* Goal
Leaving the pictures aside, transcribe every line below exactly.

-- start of Available data --

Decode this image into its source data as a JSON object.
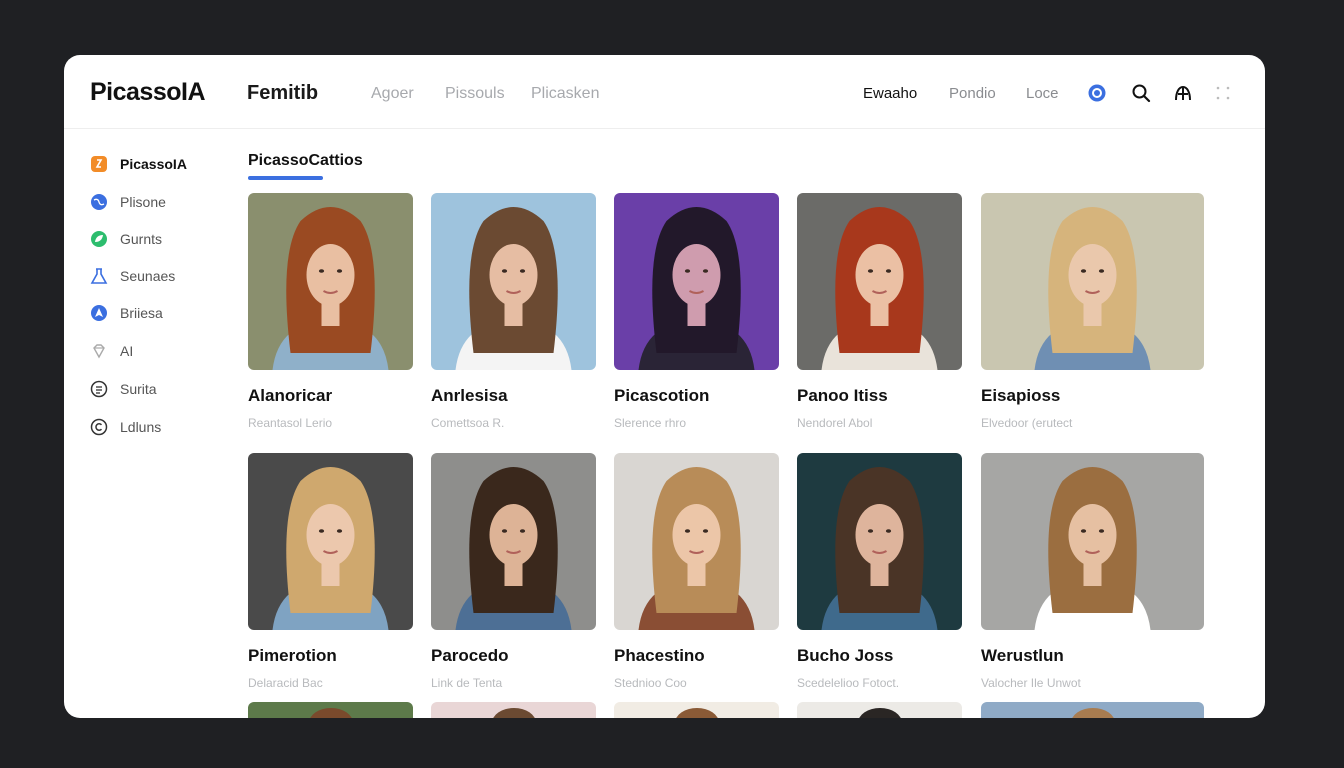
{
  "header": {
    "logo": "PicassoIA",
    "app_title": "Femitib",
    "nav": [
      "Agoer",
      "Pissouls",
      "Plicasken"
    ],
    "right_links": [
      "Ewaaho",
      "Pondio",
      "Loce"
    ],
    "icons": [
      "circle-badge-icon",
      "search-icon",
      "profile-spark-icon",
      "more-icon"
    ]
  },
  "sidebar": {
    "items": [
      {
        "label": "PicassoIA",
        "icon": "brand-square-icon",
        "color": "#f28c28",
        "active": true
      },
      {
        "label": "Plisone",
        "icon": "globe-icon",
        "color": "#3b6fe0"
      },
      {
        "label": "Gurnts",
        "icon": "leaf-icon",
        "color": "#2dbd6e"
      },
      {
        "label": "Seunaes",
        "icon": "flask-icon",
        "color": "#3b6fe0"
      },
      {
        "label": "Briiesa",
        "icon": "navigation-icon",
        "color": "#3b6fe0"
      },
      {
        "label": "AI",
        "icon": "diamond-icon",
        "color": "#999999"
      },
      {
        "label": "Surita",
        "icon": "document-icon",
        "color": "#333333"
      },
      {
        "label": "Ldluns",
        "icon": "copyright-icon",
        "color": "#333333"
      }
    ]
  },
  "main": {
    "section_title": "PicassoCattios",
    "accent": "#3b6fe0",
    "cards": [
      {
        "name": "Alanoricar",
        "sub": "Reantasol Lerio",
        "bg": "#8a8f6e",
        "hair": "#9a4a22",
        "skin": "#e9bfa2",
        "shirt": "#8fb0c9"
      },
      {
        "name": "Anrlesisa",
        "sub": "Comettsoa R.",
        "bg": "#9ec3dd",
        "hair": "#6b4a32",
        "skin": "#e6bda3",
        "shirt": "#f4f4f4"
      },
      {
        "name": "Picascotion",
        "sub": "Slerence rhro",
        "bg": "#6a3fa8",
        "hair": "#22182a",
        "skin": "#cf9cae",
        "shirt": "#2a2436"
      },
      {
        "name": "Panoo Itiss",
        "sub": "Nendorel Abol",
        "bg": "#6b6b68",
        "hair": "#a8381c",
        "skin": "#ebc0a4",
        "shirt": "#e9e3da"
      },
      {
        "name": "Eisapioss",
        "sub": "Elvedoor (erutect",
        "bg": "#c9c6b0",
        "hair": "#d6b47c",
        "skin": "#eac8ac",
        "shirt": "#6f8fb3"
      },
      {
        "name": "Pimerotion",
        "sub": "Delaracid Bac",
        "bg": "#4a4a4a",
        "hair": "#cfa86e",
        "skin": "#ecc8ad",
        "shirt": "#7fa3c2"
      },
      {
        "name": "Parocedo",
        "sub": "Link de Tenta",
        "bg": "#8e8e8c",
        "hair": "#3a281c",
        "skin": "#ddb396",
        "shirt": "#4d6f95"
      },
      {
        "name": "Phacestino",
        "sub": "Stednioo Coo",
        "bg": "#d9d6d2",
        "hair": "#b88c58",
        "skin": "#ecc6a8",
        "shirt": "#8a4e34"
      },
      {
        "name": "Bucho Joss",
        "sub": "Scedelelioo Fotoct.",
        "bg": "#1e3a40",
        "hair": "#4a3426",
        "skin": "#deb49c",
        "shirt": "#3f6a8c"
      },
      {
        "name": "Werustlun",
        "sub": "Valocher Ile Unwot",
        "bg": "#a6a6a4",
        "hair": "#9b6e40",
        "skin": "#e6c0a2",
        "shirt": "#ffffff"
      }
    ],
    "peek_colors": [
      "#5d7a4a",
      "#e9d6d6",
      "#f1ece4",
      "#eceae6",
      "#8faac6"
    ],
    "peek_hair": [
      "#7a4a2c",
      "#6b4a32",
      "#8a5a36",
      "#2a2624",
      "#a87c50"
    ]
  }
}
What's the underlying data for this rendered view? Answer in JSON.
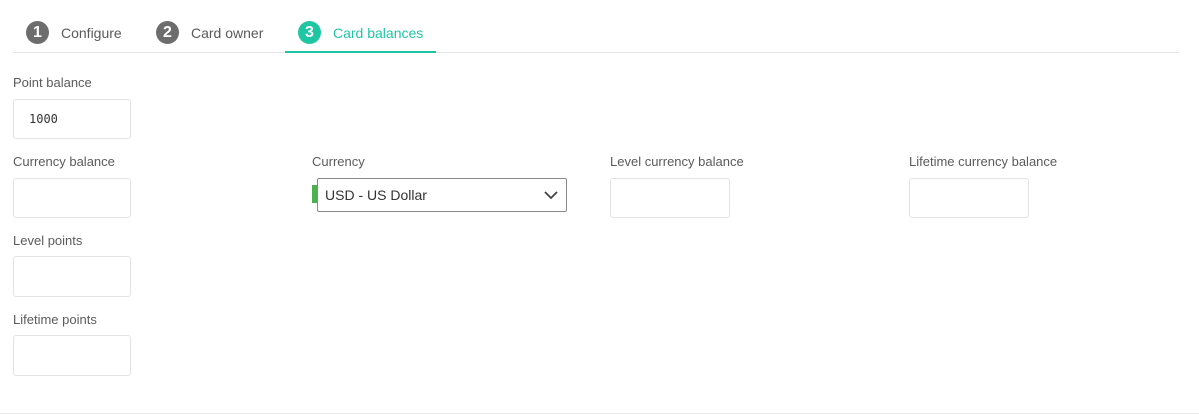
{
  "steps": [
    {
      "number": "1",
      "label": "Configure"
    },
    {
      "number": "2",
      "label": "Card owner"
    },
    {
      "number": "3",
      "label": "Card balances"
    }
  ],
  "active_step": 3,
  "fields": {
    "point_balance": {
      "label": "Point balance",
      "value": "1000"
    },
    "currency_balance": {
      "label": "Currency balance",
      "value": ""
    },
    "currency": {
      "label": "Currency",
      "value": "USD - US Dollar"
    },
    "level_currency_balance": {
      "label": "Level currency balance",
      "value": ""
    },
    "lifetime_currency_balance": {
      "label": "Lifetime currency balance",
      "value": ""
    },
    "level_points": {
      "label": "Level points",
      "value": ""
    },
    "lifetime_points": {
      "label": "Lifetime points",
      "value": ""
    }
  },
  "colors": {
    "accent": "#1fc6a3",
    "inactive_step": "#6d6d6d",
    "required_marker": "#4caf50"
  },
  "icons": {
    "currency_select": "chevron-down-icon"
  }
}
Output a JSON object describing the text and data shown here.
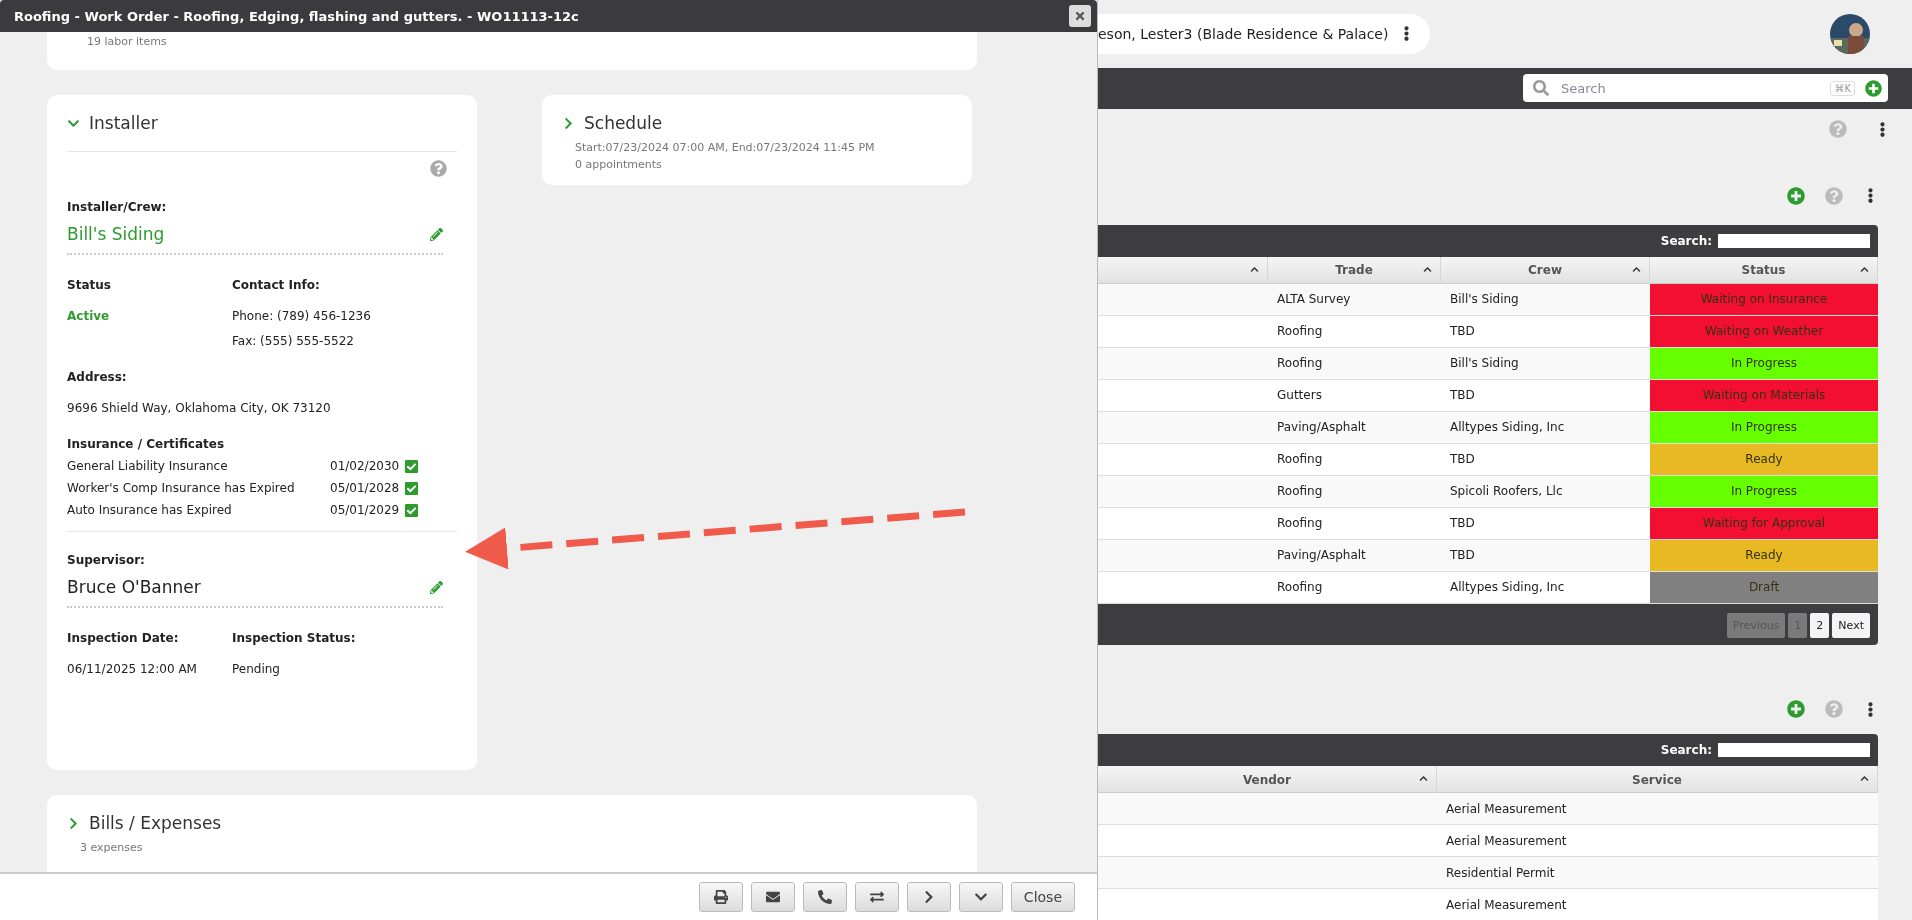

-- end of Available data --

* Worked answer
Decode this image into its source data as a JSON object.
{
  "header": {
    "logo": "PicassoIA",
    "app_title": "Femitib",
    "nav": [
      "Agoer",
      "Pissouls",
      "Plicasken"
    ],
    "right_links": [
      "Ewaaho",
      "Pondio",
      "Loce"
    ],
    "icons": [
      "circle-badge-icon",
      "search-icon",
      "profile-spark-icon",
      "more-icon"
    ]
  },
  "sidebar": {
    "items": [
      {
        "label": "PicassoIA",
        "icon": "brand-square-icon",
        "color": "#f28c28",
        "active": true
      },
      {
        "label": "Plisone",
        "icon": "globe-icon",
        "color": "#3b6fe0"
      },
      {
        "label": "Gurnts",
        "icon": "leaf-icon",
        "color": "#2dbd6e"
      },
      {
        "label": "Seunaes",
        "icon": "flask-icon",
        "color": "#3b6fe0"
      },
      {
        "label": "Briiesa",
        "icon": "navigation-icon",
        "color": "#3b6fe0"
      },
      {
        "label": "AI",
        "icon": "diamond-icon",
        "color": "#999999"
      },
      {
        "label": "Surita",
        "icon": "document-icon",
        "color": "#333333"
      },
      {
        "label": "Ldluns",
        "icon": "copyright-icon",
        "color": "#333333"
      }
    ]
  },
  "main": {
    "section_title": "PicassoCattios",
    "accent": "#3b6fe0",
    "cards": [
      {
        "name": "Alanoricar",
        "sub": "Reantasol Lerio",
        "bg": "#8a8f6e",
        "hair": "#9a4a22",
        "skin": "#e9bfa2",
        "shirt": "#8fb0c9"
      },
      {
        "name": "Anrlesisa",
        "sub": "Comettsoa R.",
        "bg": "#9ec3dd",
        "hair": "#6b4a32",
        "skin": "#e6bda3",
        "shirt": "#f4f4f4"
      },
      {
        "name": "Picascotion",
        "sub": "Slerence rhro",
        "bg": "#6a3fa8",
        "hair": "#22182a",
        "skin": "#cf9cae",
        "shirt": "#2a2436"
      },
      {
        "name": "Panoo Itiss",
        "sub": "Nendorel Abol",
        "bg": "#6b6b68",
        "hair": "#a8381c",
        "skin": "#ebc0a4",
        "shirt": "#e9e3da"
      },
      {
        "name": "Eisapioss",
        "sub": "Elvedoor (erutect",
        "bg": "#c9c6b0",
        "hair": "#d6b47c",
        "skin": "#eac8ac",
        "shirt": "#6f8fb3"
      },
      {
        "name": "Pimerotion",
        "sub": "Delaracid Bac",
        "bg": "#4a4a4a",
        "hair": "#cfa86e",
        "skin": "#ecc8ad",
        "shirt": "#7fa3c2"
      },
      {
        "name": "Parocedo",
        "sub": "Link de Tenta",
        "bg": "#8e8e8c",
        "hair": "#3a281c",
        "skin": "#ddb396",
        "shirt": "#4d6f95"
      },
      {
        "name": "Phacestino",
        "sub": "Stednioo Coo",
        "bg": "#d9d6d2",
        "hair": "#b88c58",
        "skin": "#ecc6a8",
        "shirt": "#8a4e34"
      },
      {
        "name": "Bucho Joss",
        "sub": "Scedelelioo Fotoct.",
        "bg": "#1e3a40",
        "hair": "#4a3426",
        "skin": "#deb49c",
        "shirt": "#3f6a8c"
      },
      {
        "name": "Werustlun",
        "sub": "Valocher Ile Unwot",
        "bg": "#a6a6a4",
        "hair": "#9b6e40",
        "skin": "#e6c0a2",
        "shirt": "#ffffff"
      }
    ],
    "peek_colors": [
      "#5d7a4a",
      "#e9d6d6",
      "#f1ece4",
      "#eceae6",
      "#8faac6"
    ],
    "peek_hair": [
      "#7a4a2c",
      "#6b4a32",
      "#8a5a36",
      "#2a2624",
      "#a87c50"
    ]
  }
}
What's the underlying data for this rendered view? Answer in JSON.
{
  "steps": [
    {
      "number": "1",
      "label": "Configure"
    },
    {
      "number": "2",
      "label": "Card owner"
    },
    {
      "number": "3",
      "label": "Card balances"
    }
  ],
  "active_step": 3,
  "fields": {
    "point_balance": {
      "label": "Point balance",
      "value": "1000"
    },
    "currency_balance": {
      "label": "Currency balance",
      "value": ""
    },
    "currency": {
      "label": "Currency",
      "value": "USD - US Dollar"
    },
    "level_currency_balance": {
      "label": "Level currency balance",
      "value": ""
    },
    "lifetime_currency_balance": {
      "label": "Lifetime currency balance",
      "value": ""
    },
    "level_points": {
      "label": "Level points",
      "value": ""
    },
    "lifetime_points": {
      "label": "Lifetime points",
      "value": ""
    }
  },
  "colors": {
    "accent": "#1fc6a3",
    "inactive_step": "#6d6d6d",
    "required_marker": "#4caf50"
  },
  "icons": {
    "currency_select": "chevron-down-icon"
  }
}
Output a JSON object describing the text and data shown here.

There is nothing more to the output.